### Supplied data
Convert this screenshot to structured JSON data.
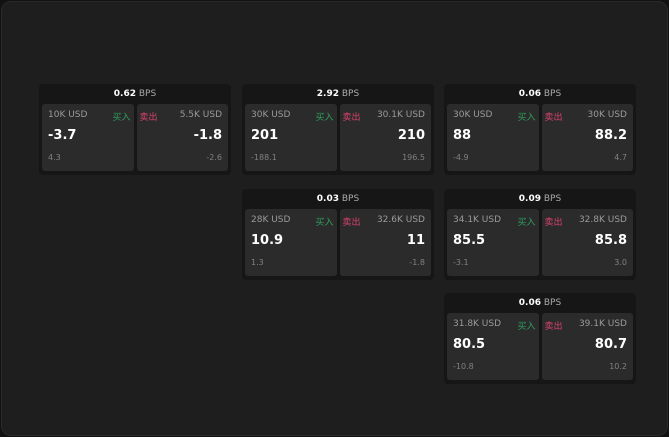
{
  "colors": {
    "buy": "#2f9e5c",
    "sell": "#d8416d"
  },
  "unit": "BPS",
  "buy_label": "买入",
  "sell_label": "卖出",
  "cards": [
    {
      "spread": "0.62",
      "buy": {
        "qty": "10K USD",
        "price": "-3.7",
        "change": "4.3"
      },
      "sell": {
        "qty": "5.5K USD",
        "price": "-1.8",
        "change": "-2.6"
      }
    },
    {
      "spread": "2.92",
      "buy": {
        "qty": "30K USD",
        "price": "201",
        "change": "-188.1"
      },
      "sell": {
        "qty": "30.1K USD",
        "price": "210",
        "change": "196.5"
      }
    },
    {
      "spread": "0.06",
      "buy": {
        "qty": "30K USD",
        "price": "88",
        "change": "-4.9"
      },
      "sell": {
        "qty": "30K USD",
        "price": "88.2",
        "change": "4.7"
      }
    },
    {
      "spread": "0.03",
      "buy": {
        "qty": "28K USD",
        "price": "10.9",
        "change": "1.3"
      },
      "sell": {
        "qty": "32.6K USD",
        "price": "11",
        "change": "-1.8"
      }
    },
    {
      "spread": "0.09",
      "buy": {
        "qty": "34.1K USD",
        "price": "85.5",
        "change": "-3.1"
      },
      "sell": {
        "qty": "32.8K USD",
        "price": "85.8",
        "change": "3.0"
      }
    },
    {
      "spread": "0.06",
      "buy": {
        "qty": "31.8K USD",
        "price": "80.5",
        "change": "-10.8"
      },
      "sell": {
        "qty": "39.1K USD",
        "price": "80.7",
        "change": "10.2"
      }
    }
  ]
}
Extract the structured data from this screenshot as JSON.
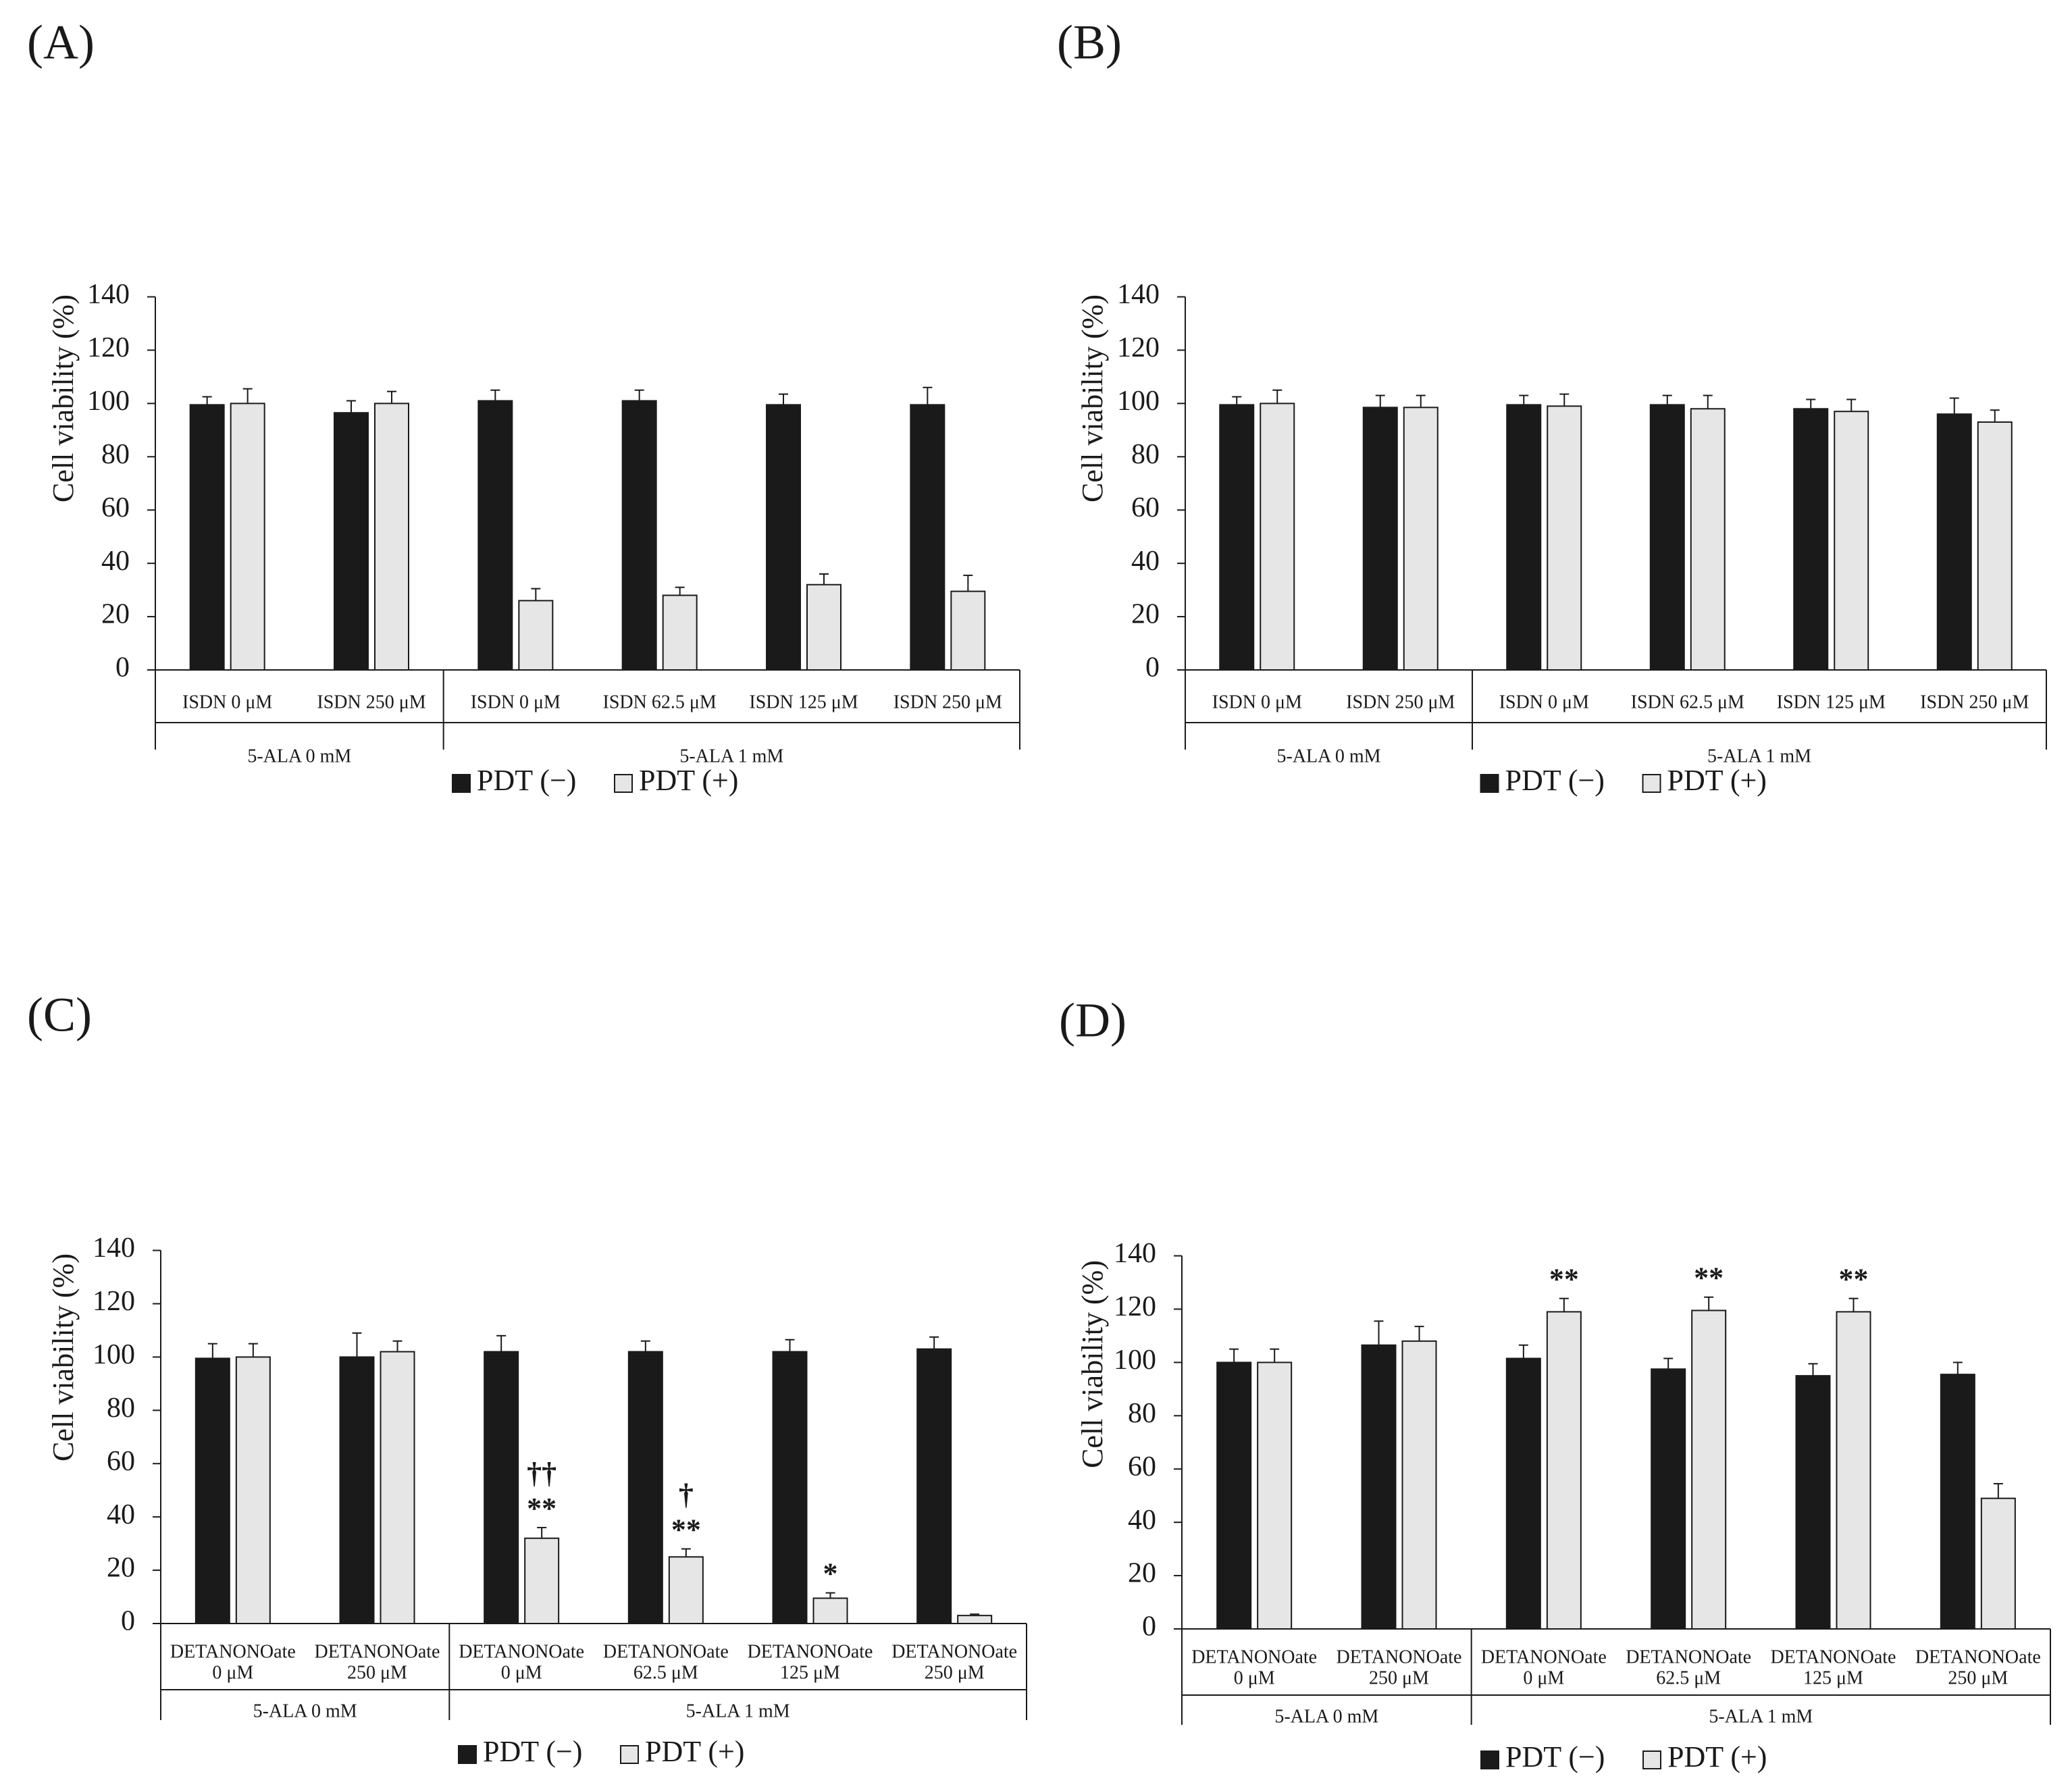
{
  "figure": {
    "ylabel": "Cell viability (%)",
    "yticks": [
      0,
      20,
      40,
      60,
      80,
      100,
      120,
      140
    ],
    "legend": [
      {
        "label": "PDT (−)",
        "color": "#1a1a1a"
      },
      {
        "label": "PDT (+)",
        "color": "#e6e6e6"
      }
    ]
  },
  "chart_data": [
    {
      "panel": "(A)",
      "type": "bar",
      "ylabel": "Cell viability (%)",
      "ylim": [
        0,
        140
      ],
      "group_labels": [
        "5-ALA 0 mM",
        "5-ALA 1 mM"
      ],
      "group_sizes": [
        2,
        4
      ],
      "categories": [
        [
          "ISDN 0 μM"
        ],
        [
          "ISDN 250 μM"
        ],
        [
          "ISDN 0 μM"
        ],
        [
          "ISDN 62.5 μM"
        ],
        [
          "ISDN 125 μM"
        ],
        [
          "ISDN 250 μM"
        ]
      ],
      "series": [
        {
          "name": "PDT (−)",
          "values": [
            99.5,
            96.5,
            101,
            101,
            99.5,
            99.5
          ],
          "errors": [
            3,
            4.5,
            4,
            4,
            4,
            6.5
          ]
        },
        {
          "name": "PDT (+)",
          "values": [
            100,
            100,
            26,
            28,
            32,
            29.5
          ],
          "errors": [
            5.5,
            4.5,
            4.5,
            3,
            4,
            6
          ]
        }
      ],
      "annotations": []
    },
    {
      "panel": "(B)",
      "type": "bar",
      "ylabel": "Cell viability (%)",
      "ylim": [
        0,
        140
      ],
      "group_labels": [
        "5-ALA 0 mM",
        "5-ALA 1 mM"
      ],
      "group_sizes": [
        2,
        4
      ],
      "categories": [
        [
          "ISDN 0 μM"
        ],
        [
          "ISDN 250 μM"
        ],
        [
          "ISDN 0 μM"
        ],
        [
          "ISDN 62.5 μM"
        ],
        [
          "ISDN 125 μM"
        ],
        [
          "ISDN 250 μM"
        ]
      ],
      "series": [
        {
          "name": "PDT (−)",
          "values": [
            99.5,
            98.5,
            99.5,
            99.5,
            98,
            96
          ],
          "errors": [
            3,
            4.5,
            3.5,
            3.5,
            3.5,
            6
          ]
        },
        {
          "name": "PDT (+)",
          "values": [
            100,
            98.5,
            99,
            98,
            97,
            93
          ],
          "errors": [
            5,
            4.5,
            4.5,
            5,
            4.5,
            4.5
          ]
        }
      ],
      "annotations": []
    },
    {
      "panel": "(C)",
      "type": "bar",
      "ylabel": "Cell viability (%)",
      "ylim": [
        0,
        140
      ],
      "group_labels": [
        "5-ALA 0 mM",
        "5-ALA 1 mM"
      ],
      "group_sizes": [
        2,
        4
      ],
      "categories": [
        [
          "DETANONOate",
          "0 μM"
        ],
        [
          "DETANONOate",
          "250 μM"
        ],
        [
          "DETANONOate",
          "0 μM"
        ],
        [
          "DETANONOate",
          "62.5 μM"
        ],
        [
          "DETANONOate",
          "125 μM"
        ],
        [
          "DETANONOate",
          "250 μM"
        ]
      ],
      "series": [
        {
          "name": "PDT (−)",
          "values": [
            99.5,
            100,
            102,
            102,
            102,
            103
          ],
          "errors": [
            5.5,
            9,
            6,
            4,
            4.5,
            4.5
          ]
        },
        {
          "name": "PDT (+)",
          "values": [
            100,
            102,
            32,
            25,
            9.5,
            3
          ],
          "errors": [
            5,
            4,
            4,
            3,
            2,
            0.5
          ]
        }
      ],
      "annotations": [
        {
          "category": 2,
          "series": 1,
          "lines": [
            "††",
            "**"
          ]
        },
        {
          "category": 3,
          "series": 1,
          "lines": [
            "†",
            "**"
          ]
        },
        {
          "category": 4,
          "series": 1,
          "lines": [
            "*"
          ]
        }
      ]
    },
    {
      "panel": "(D)",
      "type": "bar",
      "ylabel": "Cell viability (%)",
      "ylim": [
        0,
        140
      ],
      "group_labels": [
        "5-ALA 0 mM",
        "5-ALA 1 mM"
      ],
      "group_sizes": [
        2,
        4
      ],
      "categories": [
        [
          "DETANONOate",
          "0 μM"
        ],
        [
          "DETANONOate",
          "250 μM"
        ],
        [
          "DETANONOate",
          "0 μM"
        ],
        [
          "DETANONOate",
          "62.5 μM"
        ],
        [
          "DETANONOate",
          "125 μM"
        ],
        [
          "DETANONOate",
          "250 μM"
        ]
      ],
      "series": [
        {
          "name": "PDT (−)",
          "values": [
            100,
            106.5,
            101.5,
            97.5,
            95,
            95.5
          ],
          "errors": [
            5,
            9,
            5,
            4,
            4.5,
            4.5
          ]
        },
        {
          "name": "PDT (+)",
          "values": [
            100,
            108,
            119,
            119.5,
            119,
            49
          ],
          "errors": [
            5,
            5.5,
            5,
            5,
            5,
            5.5
          ]
        }
      ],
      "annotations": [
        {
          "category": 2,
          "series": 1,
          "lines": [
            "**"
          ]
        },
        {
          "category": 3,
          "series": 1,
          "lines": [
            "**"
          ]
        },
        {
          "category": 4,
          "series": 1,
          "lines": [
            "**"
          ]
        }
      ]
    }
  ]
}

### Work to be completed
Reproduce the data verbatim. Do not carry any picture into the copy.

### Completed task
Convert this screenshot to structured JSON data.
{
  "colors": {
    "buy": "#2f9e5c",
    "sell": "#d8416d"
  },
  "unit": "BPS",
  "buy_label": "买入",
  "sell_label": "卖出",
  "cards": [
    {
      "spread": "0.62",
      "buy": {
        "qty": "10K USD",
        "price": "-3.7",
        "change": "4.3"
      },
      "sell": {
        "qty": "5.5K USD",
        "price": "-1.8",
        "change": "-2.6"
      }
    },
    {
      "spread": "2.92",
      "buy": {
        "qty": "30K USD",
        "price": "201",
        "change": "-188.1"
      },
      "sell": {
        "qty": "30.1K USD",
        "price": "210",
        "change": "196.5"
      }
    },
    {
      "spread": "0.06",
      "buy": {
        "qty": "30K USD",
        "price": "88",
        "change": "-4.9"
      },
      "sell": {
        "qty": "30K USD",
        "price": "88.2",
        "change": "4.7"
      }
    },
    {
      "spread": "0.03",
      "buy": {
        "qty": "28K USD",
        "price": "10.9",
        "change": "1.3"
      },
      "sell": {
        "qty": "32.6K USD",
        "price": "11",
        "change": "-1.8"
      }
    },
    {
      "spread": "0.09",
      "buy": {
        "qty": "34.1K USD",
        "price": "85.5",
        "change": "-3.1"
      },
      "sell": {
        "qty": "32.8K USD",
        "price": "85.8",
        "change": "3.0"
      }
    },
    {
      "spread": "0.06",
      "buy": {
        "qty": "31.8K USD",
        "price": "80.5",
        "change": "-10.8"
      },
      "sell": {
        "qty": "39.1K USD",
        "price": "80.7",
        "change": "10.2"
      }
    }
  ]
}
Extract the structured data from this screenshot as JSON.
{
  "figure": {
    "ylabel": "Cell viability (%)",
    "yticks": [
      0,
      20,
      40,
      60,
      80,
      100,
      120,
      140
    ],
    "legend": [
      {
        "label": "PDT (−)",
        "color": "#1a1a1a"
      },
      {
        "label": "PDT (+)",
        "color": "#e6e6e6"
      }
    ]
  },
  "chart_data": [
    {
      "panel": "(A)",
      "type": "bar",
      "ylabel": "Cell viability (%)",
      "ylim": [
        0,
        140
      ],
      "group_labels": [
        "5-ALA 0 mM",
        "5-ALA 1 mM"
      ],
      "group_sizes": [
        2,
        4
      ],
      "categories": [
        [
          "ISDN 0 μM"
        ],
        [
          "ISDN 250 μM"
        ],
        [
          "ISDN 0 μM"
        ],
        [
          "ISDN 62.5 μM"
        ],
        [
          "ISDN 125 μM"
        ],
        [
          "ISDN 250 μM"
        ]
      ],
      "series": [
        {
          "name": "PDT (−)",
          "values": [
            99.5,
            96.5,
            101,
            101,
            99.5,
            99.5
          ],
          "errors": [
            3,
            4.5,
            4,
            4,
            4,
            6.5
          ]
        },
        {
          "name": "PDT (+)",
          "values": [
            100,
            100,
            26,
            28,
            32,
            29.5
          ],
          "errors": [
            5.5,
            4.5,
            4.5,
            3,
            4,
            6
          ]
        }
      ],
      "annotations": []
    },
    {
      "panel": "(B)",
      "type": "bar",
      "ylabel": "Cell viability (%)",
      "ylim": [
        0,
        140
      ],
      "group_labels": [
        "5-ALA 0 mM",
        "5-ALA 1 mM"
      ],
      "group_sizes": [
        2,
        4
      ],
      "categories": [
        [
          "ISDN 0 μM"
        ],
        [
          "ISDN 250 μM"
        ],
        [
          "ISDN 0 μM"
        ],
        [
          "ISDN 62.5 μM"
        ],
        [
          "ISDN 125 μM"
        ],
        [
          "ISDN 250 μM"
        ]
      ],
      "series": [
        {
          "name": "PDT (−)",
          "values": [
            99.5,
            98.5,
            99.5,
            99.5,
            98,
            96
          ],
          "errors": [
            3,
            4.5,
            3.5,
            3.5,
            3.5,
            6
          ]
        },
        {
          "name": "PDT (+)",
          "values": [
            100,
            98.5,
            99,
            98,
            97,
            93
          ],
          "errors": [
            5,
            4.5,
            4.5,
            5,
            4.5,
            4.5
          ]
        }
      ],
      "annotations": []
    },
    {
      "panel": "(C)",
      "type": "bar",
      "ylabel": "Cell viability (%)",
      "ylim": [
        0,
        140
      ],
      "group_labels": [
        "5-ALA 0 mM",
        "5-ALA 1 mM"
      ],
      "group_sizes": [
        2,
        4
      ],
      "categories": [
        [
          "DETANONOate",
          "0 μM"
        ],
        [
          "DETANONOate",
          "250 μM"
        ],
        [
          "DETANONOate",
          "0 μM"
        ],
        [
          "DETANONOate",
          "62.5 μM"
        ],
        [
          "DETANONOate",
          "125 μM"
        ],
        [
          "DETANONOate",
          "250 μM"
        ]
      ],
      "series": [
        {
          "name": "PDT (−)",
          "values": [
            99.5,
            100,
            102,
            102,
            102,
            103
          ],
          "errors": [
            5.5,
            9,
            6,
            4,
            4.5,
            4.5
          ]
        },
        {
          "name": "PDT (+)",
          "values": [
            100,
            102,
            32,
            25,
            9.5,
            3
          ],
          "errors": [
            5,
            4,
            4,
            3,
            2,
            0.5
          ]
        }
      ],
      "annotations": [
        {
          "category": 2,
          "series": 1,
          "lines": [
            "††",
            "**"
          ]
        },
        {
          "category": 3,
          "series": 1,
          "lines": [
            "†",
            "**"
          ]
        },
        {
          "category": 4,
          "series": 1,
          "lines": [
            "*"
          ]
        }
      ]
    },
    {
      "panel": "(D)",
      "type": "bar",
      "ylabel": "Cell viability (%)",
      "ylim": [
        0,
        140
      ],
      "group_labels": [
        "5-ALA 0 mM",
        "5-ALA 1 mM"
      ],
      "group_sizes": [
        2,
        4
      ],
      "categories": [
        [
          "DETANONOate",
          "0 μM"
        ],
        [
          "DETANONOate",
          "250 μM"
        ],
        [
          "DETANONOate",
          "0 μM"
        ],
        [
          "DETANONOate",
          "62.5 μM"
        ],
        [
          "DETANONOate",
          "125 μM"
        ],
        [
          "DETANONOate",
          "250 μM"
        ]
      ],
      "series": [
        {
          "name": "PDT (−)",
          "values": [
            100,
            106.5,
            101.5,
            97.5,
            95,
            95.5
          ],
          "errors": [
            5,
            9,
            5,
            4,
            4.5,
            4.5
          ]
        },
        {
          "name": "PDT (+)",
          "values": [
            100,
            108,
            119,
            119.5,
            119,
            49
          ],
          "errors": [
            5,
            5.5,
            5,
            5,
            5,
            5.5
          ]
        }
      ],
      "annotations": [
        {
          "category": 2,
          "series": 1,
          "lines": [
            "**"
          ]
        },
        {
          "category": 3,
          "series": 1,
          "lines": [
            "**"
          ]
        },
        {
          "category": 4,
          "series": 1,
          "lines": [
            "**"
          ]
        }
      ]
    }
  ]
}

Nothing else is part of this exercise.